Data listing
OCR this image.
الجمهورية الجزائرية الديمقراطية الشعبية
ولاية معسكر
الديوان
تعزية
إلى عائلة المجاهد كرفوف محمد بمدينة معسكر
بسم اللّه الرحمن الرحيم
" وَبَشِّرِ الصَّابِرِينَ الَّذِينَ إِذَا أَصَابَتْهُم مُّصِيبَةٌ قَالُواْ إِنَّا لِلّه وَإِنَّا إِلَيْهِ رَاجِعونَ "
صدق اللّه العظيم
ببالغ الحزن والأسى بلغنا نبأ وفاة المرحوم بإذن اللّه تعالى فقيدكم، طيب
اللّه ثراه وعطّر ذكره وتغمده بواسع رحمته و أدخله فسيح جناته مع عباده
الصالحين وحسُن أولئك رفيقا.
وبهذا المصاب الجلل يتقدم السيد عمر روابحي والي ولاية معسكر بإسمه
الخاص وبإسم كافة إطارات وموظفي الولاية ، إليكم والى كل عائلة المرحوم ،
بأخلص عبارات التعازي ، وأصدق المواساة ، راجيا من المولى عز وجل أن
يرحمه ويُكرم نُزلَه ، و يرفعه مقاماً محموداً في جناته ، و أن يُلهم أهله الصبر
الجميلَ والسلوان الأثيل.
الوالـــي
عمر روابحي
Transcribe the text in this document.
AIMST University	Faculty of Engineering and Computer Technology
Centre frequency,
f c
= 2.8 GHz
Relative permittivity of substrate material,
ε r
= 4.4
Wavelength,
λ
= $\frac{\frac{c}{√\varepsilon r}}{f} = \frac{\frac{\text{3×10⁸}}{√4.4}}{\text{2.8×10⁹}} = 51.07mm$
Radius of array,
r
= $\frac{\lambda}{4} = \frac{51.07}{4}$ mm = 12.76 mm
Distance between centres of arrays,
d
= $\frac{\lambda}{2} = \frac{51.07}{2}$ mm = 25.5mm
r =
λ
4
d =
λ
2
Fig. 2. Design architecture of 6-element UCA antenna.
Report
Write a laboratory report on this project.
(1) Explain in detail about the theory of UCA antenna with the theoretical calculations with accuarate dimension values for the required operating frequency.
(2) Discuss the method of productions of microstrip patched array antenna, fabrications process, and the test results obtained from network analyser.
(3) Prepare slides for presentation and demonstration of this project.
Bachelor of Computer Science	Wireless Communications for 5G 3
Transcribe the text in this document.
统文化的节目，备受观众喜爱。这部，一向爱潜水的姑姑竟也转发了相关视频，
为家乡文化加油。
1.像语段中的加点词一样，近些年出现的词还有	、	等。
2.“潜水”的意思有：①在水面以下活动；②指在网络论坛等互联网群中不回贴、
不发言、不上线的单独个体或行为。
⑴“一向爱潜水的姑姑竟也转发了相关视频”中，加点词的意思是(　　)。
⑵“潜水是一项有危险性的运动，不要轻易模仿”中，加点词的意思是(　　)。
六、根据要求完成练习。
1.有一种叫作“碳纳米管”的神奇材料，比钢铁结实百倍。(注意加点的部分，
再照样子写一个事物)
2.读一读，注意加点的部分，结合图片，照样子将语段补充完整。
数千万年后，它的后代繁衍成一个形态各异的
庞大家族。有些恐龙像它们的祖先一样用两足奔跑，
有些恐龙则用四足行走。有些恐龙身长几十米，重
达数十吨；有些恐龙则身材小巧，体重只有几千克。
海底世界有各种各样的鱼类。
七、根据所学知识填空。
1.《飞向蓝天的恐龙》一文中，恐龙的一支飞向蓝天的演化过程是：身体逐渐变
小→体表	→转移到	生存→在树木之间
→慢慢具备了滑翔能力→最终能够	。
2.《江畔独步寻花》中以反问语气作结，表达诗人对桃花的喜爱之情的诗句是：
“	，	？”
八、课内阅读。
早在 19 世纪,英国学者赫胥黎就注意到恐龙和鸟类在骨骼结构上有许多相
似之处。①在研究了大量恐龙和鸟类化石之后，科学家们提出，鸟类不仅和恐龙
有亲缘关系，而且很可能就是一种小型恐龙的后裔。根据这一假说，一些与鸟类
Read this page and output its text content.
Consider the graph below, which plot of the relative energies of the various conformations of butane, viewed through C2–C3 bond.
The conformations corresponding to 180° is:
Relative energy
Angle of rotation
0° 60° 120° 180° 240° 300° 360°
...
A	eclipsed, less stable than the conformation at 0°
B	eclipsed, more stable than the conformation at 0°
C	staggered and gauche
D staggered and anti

— Work required —
Read through the entries and copy every line that includes "project".

— Exercise solution —
Write a laboratory report on this project.
(3) Prepare slides for presentation and demonstration of this project.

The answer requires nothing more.